__STATED EXERCISE__
Return the lines from the one containing "pagination-page-1[interactable]: 1: [2285, 631, 2337, 679]" through the one containing "users-icon: [33, 310, 60, 331]", inclusive, exactly as they appear in the records.

Layout records
= = = = = = =

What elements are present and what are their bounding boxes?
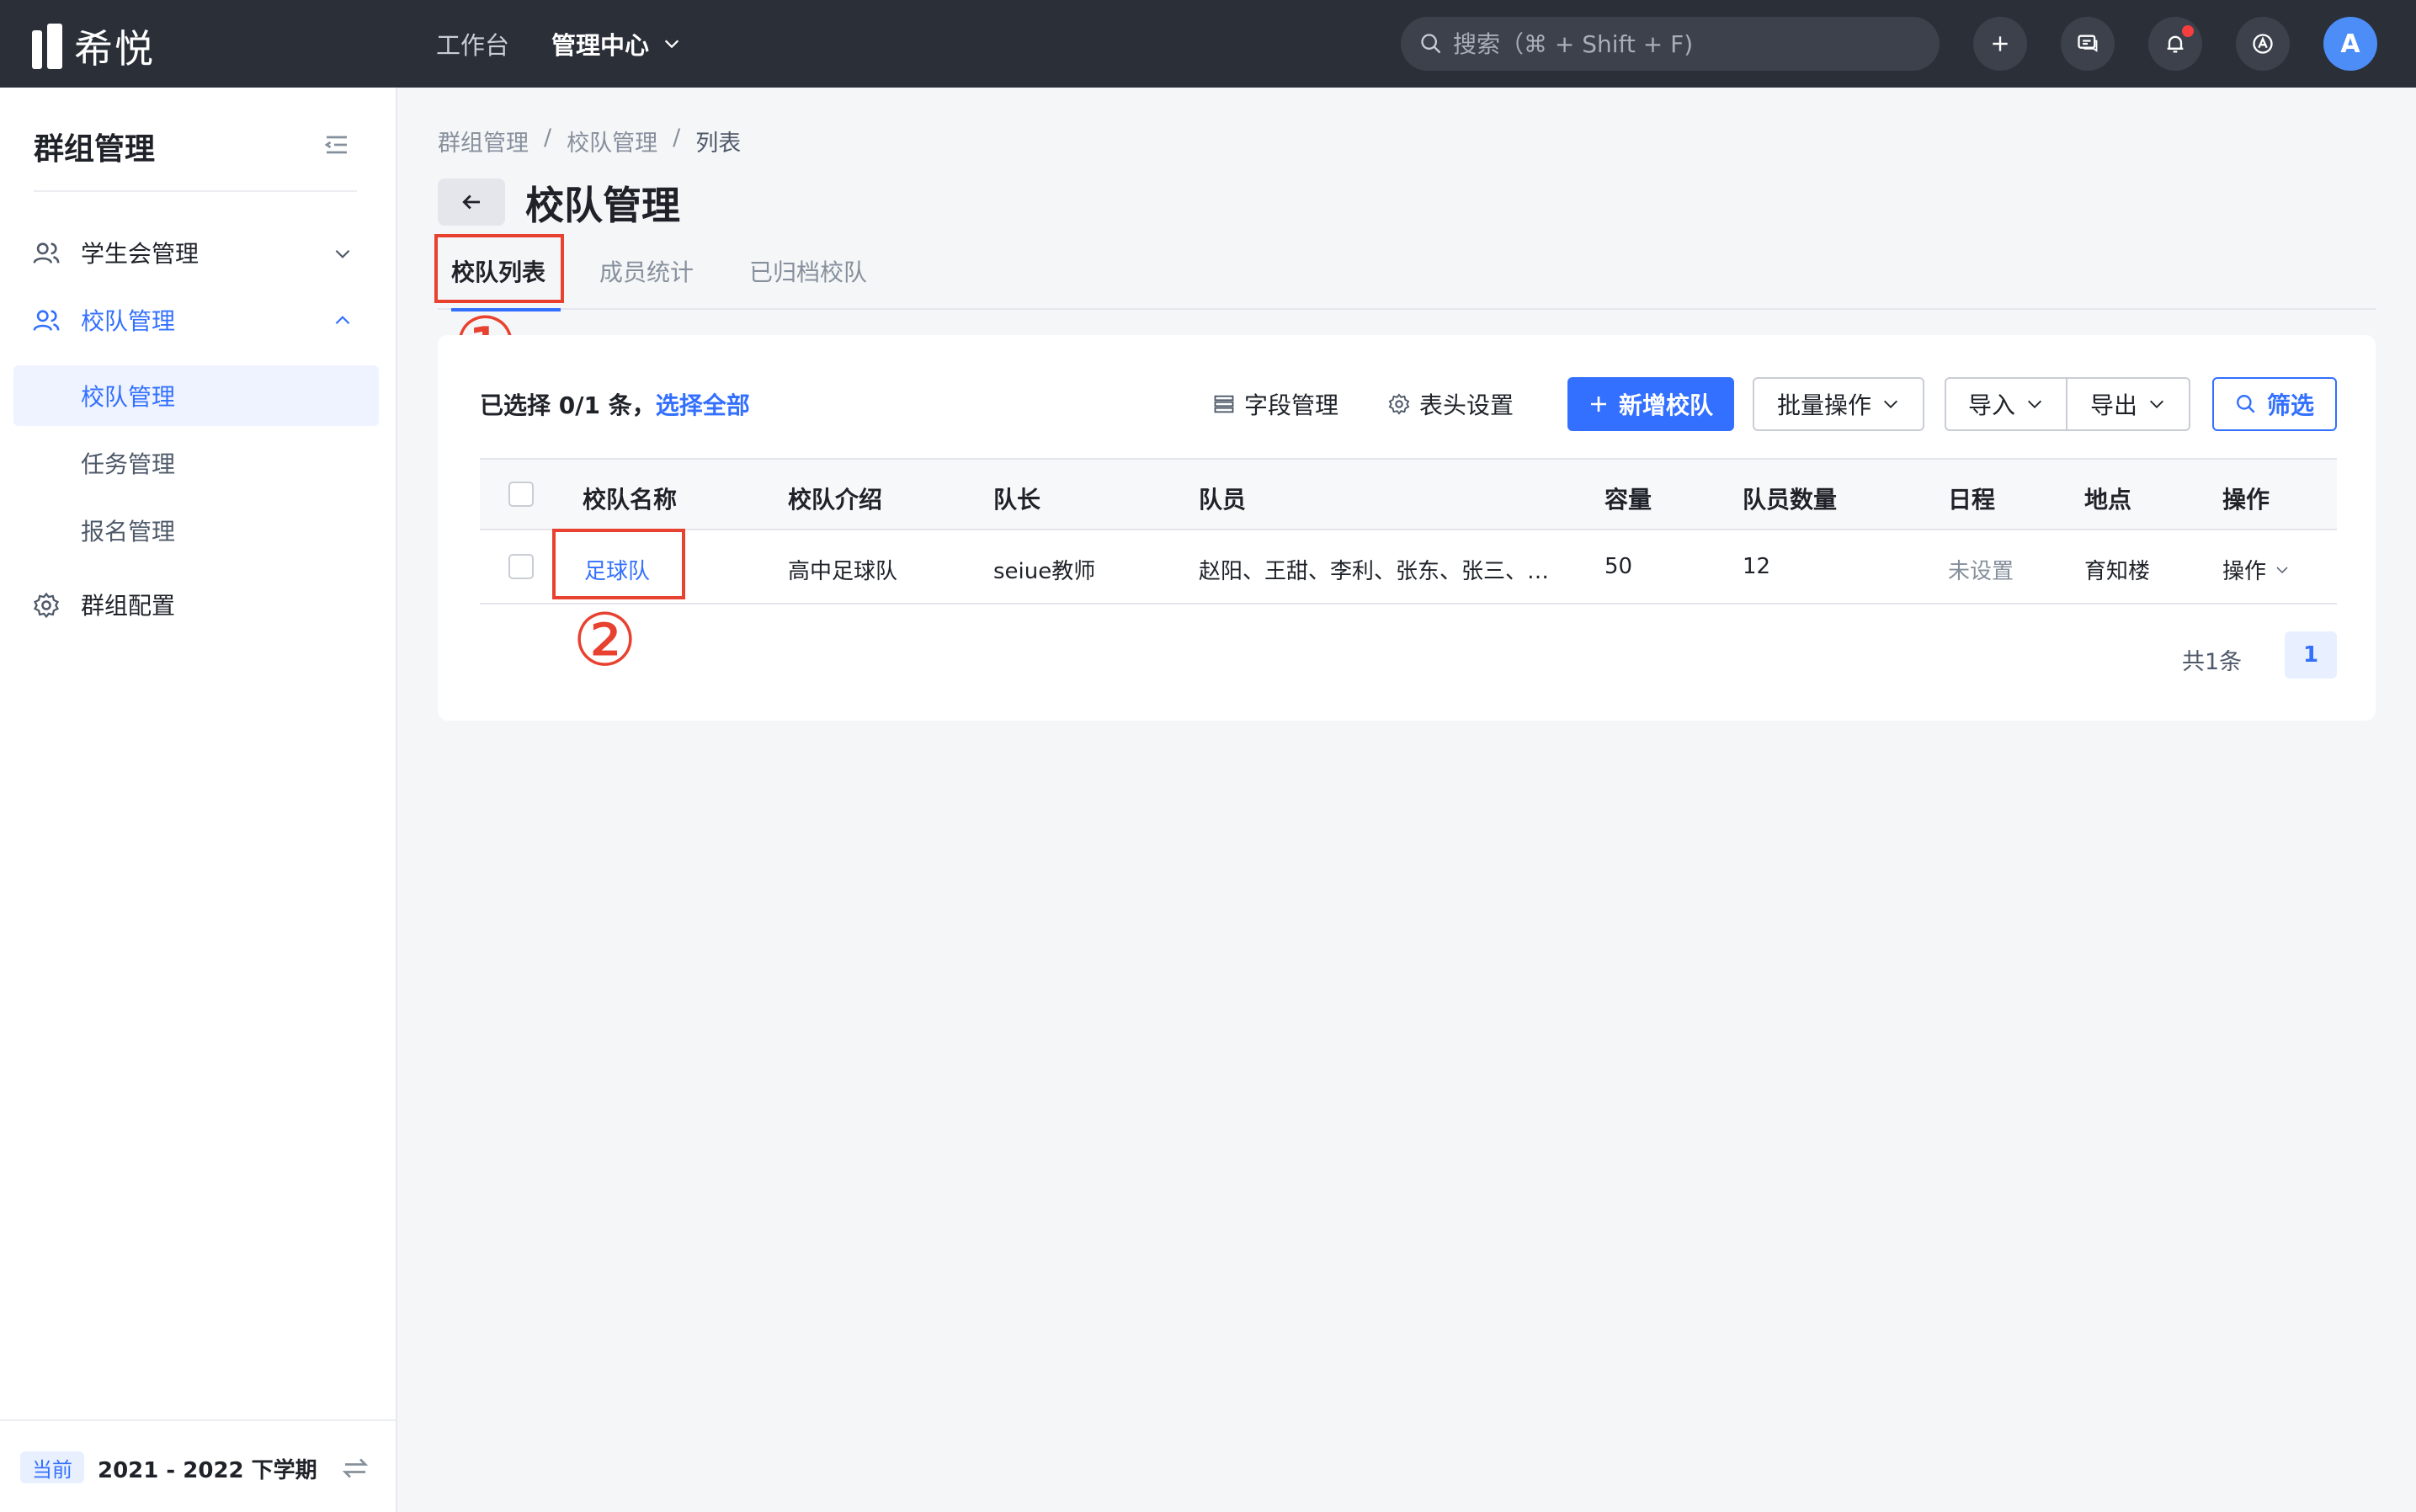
pagination-page-1[interactable]: 1: [2285, 631, 2337, 679]
message-icon: [2078, 35, 2098, 52]
member-count-cell: 12: [1743, 554, 1771, 579]
members-cell: 赵阳、王甜、李利、张东、张三、…: [1199, 559, 1550, 584]
notifications-button[interactable]: [2148, 17, 2202, 71]
tab-archived-teams[interactable]: 已归档校队: [749, 254, 867, 310]
assistant-icon: [2253, 34, 2273, 54]
sidebar-item-student-union[interactable]: 学生会管理: [13, 222, 379, 283]
add-team-button[interactable]: 新增校队: [1567, 377, 1734, 431]
column-header[interactable]: 队长: [993, 482, 1040, 515]
users-icon: [33, 310, 60, 331]
breadcrumb: 群组管理 / 校队管理 / 列表: [438, 125, 741, 157]
selection-info: 已选择 0/1 条，选择全部: [480, 391, 750, 419]
search-input[interactable]: [1453, 29, 1924, 58]
arrow-left-icon: [462, 194, 480, 210]
app-logo[interactable]: 希悦: [32, 19, 155, 74]
plus-icon: [1993, 36, 2008, 51]
annotation-number-2: ②: [572, 599, 638, 683]
back-button[interactable]: [438, 178, 505, 226]
column-header[interactable]: 日程: [1948, 482, 1995, 515]
column-header[interactable]: 地点: [2084, 482, 2131, 515]
chevron-up-icon: [335, 316, 350, 325]
ai-assistant-button[interactable]: [2236, 17, 2290, 71]
notification-dot: [2182, 25, 2194, 37]
column-header: 操作: [2222, 486, 2270, 514]
tab-member-stats[interactable]: 成员统计: [599, 254, 694, 310]
term-footer: 当前 2021 - 2022 下学期: [0, 1419, 396, 1512]
current-term-badge: 当前: [20, 1451, 84, 1483]
sidebar-subitem-task-management[interactable]: 任务管理: [13, 433, 379, 493]
filter-button[interactable]: 筛选: [2212, 377, 2337, 431]
select-all-checkbox[interactable]: [508, 482, 534, 507]
column-header[interactable]: 队员数量: [1743, 482, 1837, 515]
messages-button[interactable]: [2061, 17, 2115, 71]
gear-icon: [1388, 393, 1410, 415]
swap-icon[interactable]: [340, 1453, 370, 1483]
current-term-label: 2021 - 2022 下学期: [98, 1458, 317, 1483]
row-checkbox[interactable]: [508, 554, 534, 579]
schedule-cell: 未设置: [1948, 559, 2014, 584]
select-all-link[interactable]: 选择全部: [656, 391, 750, 419]
plus-icon: [1590, 397, 1606, 412]
tab-bar: 校队列表 成员统计 已归档校队: [438, 244, 2376, 311]
batch-operation-dropdown[interactable]: 批量操作: [1753, 377, 1924, 431]
column-header[interactable]: 队员: [1199, 482, 1246, 515]
fields-icon: [1214, 395, 1234, 413]
breadcrumb-item[interactable]: 校队管理: [567, 125, 657, 157]
sidebar-item-group-config[interactable]: 群组配置: [13, 574, 379, 635]
column-header[interactable]: 容量: [1604, 482, 1652, 515]
breadcrumb-separator: /: [673, 125, 681, 151]
pagination-total: 共1条: [2182, 649, 2243, 675]
breadcrumb-separator: /: [544, 125, 552, 151]
search-icon: [2237, 395, 2255, 413]
column-header[interactable]: 校队介绍: [788, 482, 882, 515]
users-icon: [33, 242, 60, 264]
sidebar-divider: [34, 190, 357, 192]
sidebar-subitem-team-management[interactable]: 校队管理: [13, 365, 379, 426]
annotation-box-2: [552, 529, 685, 599]
chevron-down-icon: [2028, 400, 2041, 408]
location-cell: 育知楼: [2084, 559, 2151, 584]
breadcrumb-current: 列表: [695, 130, 742, 157]
header-settings-button[interactable]: 表头设置: [1387, 377, 1514, 431]
collapse-sidebar-icon[interactable]: [322, 130, 352, 160]
team-list-card: 已选择 0/1 条，选择全部 字段管理 表头设置 新增校队 批量操作 导入 导出…: [438, 335, 2376, 721]
search-box[interactable]: [1401, 17, 1940, 71]
row-actions-dropdown[interactable]: 操作: [2222, 554, 2290, 585]
add-button[interactable]: [1973, 17, 2027, 71]
field-manage-button[interactable]: 字段管理: [1212, 377, 1338, 431]
nav-workbench[interactable]: 工作台: [436, 26, 509, 61]
logo-icon: [32, 24, 62, 69]
captain-cell: seiue教师: [993, 559, 1096, 584]
sidebar-subitem-registration-management[interactable]: 报名管理: [13, 500, 379, 561]
table-row: 足球队 高中足球队 seiue教师 赵阳、王甜、李利、张东、张三、… 50 12…: [480, 530, 2337, 604]
page-title: 校队管理: [525, 183, 680, 228]
chevron-down-icon: [335, 249, 350, 258]
annotation-box-1: [434, 234, 564, 303]
export-dropdown[interactable]: 导出: [2067, 377, 2190, 431]
sidebar-title: 群组管理: [34, 132, 156, 167]
breadcrumb-item[interactable]: 群组管理: [438, 125, 529, 157]
import-dropdown[interactable]: 导入: [1945, 377, 2067, 431]
sidebar-item-team-management[interactable]: 校队管理: [13, 290, 379, 350]
top-bar: 希悦 工作台 管理中心 A: [0, 0, 2416, 88]
table-header: 校队名称 校队介绍 队长 队员 容量 队员数量 日程 地点 操作: [480, 458, 2337, 530]
column-header[interactable]: 校队名称: [583, 482, 677, 515]
chevron-down-icon: [664, 40, 679, 49]
nav-management-center[interactable]: 管理中心: [551, 26, 681, 61]
logo-text: 希悦: [74, 26, 155, 72]
avatar[interactable]: A: [2323, 17, 2377, 71]
chevron-down-icon: [1884, 400, 1897, 408]
top-nav: 工作台 管理中心: [436, 0, 681, 88]
chevron-down-icon: [2150, 400, 2163, 408]
gear-icon: [33, 592, 60, 619]
team-intro-cell: 高中足球队: [788, 559, 898, 584]
capacity-cell: 50: [1604, 554, 1633, 579]
search-icon: [1421, 34, 1441, 54]
chevron-down-icon: [2276, 566, 2288, 573]
sidebar: 群组管理 学生会管理 校队管理 校队管理 任务管理 报名管理 群组配置 当前 2…: [0, 88, 397, 1512]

= = = = = = =

__TASK ANSWER__
pagination-page-1[interactable]: 1: [2285, 631, 2337, 679]
message-icon: [2078, 35, 2098, 52]
member-count-cell: 12: [1743, 554, 1771, 579]
members-cell: 赵阳、王甜、李利、张东、张三、…: [1199, 559, 1550, 584]
notifications-button[interactable]: [2148, 17, 2202, 71]
tab-archived-teams[interactable]: 已归档校队: [749, 254, 867, 310]
assistant-icon: [2253, 34, 2273, 54]
sidebar-item-student-union[interactable]: 学生会管理: [13, 222, 379, 283]
add-team-button[interactable]: 新增校队: [1567, 377, 1734, 431]
column-header[interactable]: 队长: [993, 482, 1040, 515]
users-icon: [33, 310, 60, 331]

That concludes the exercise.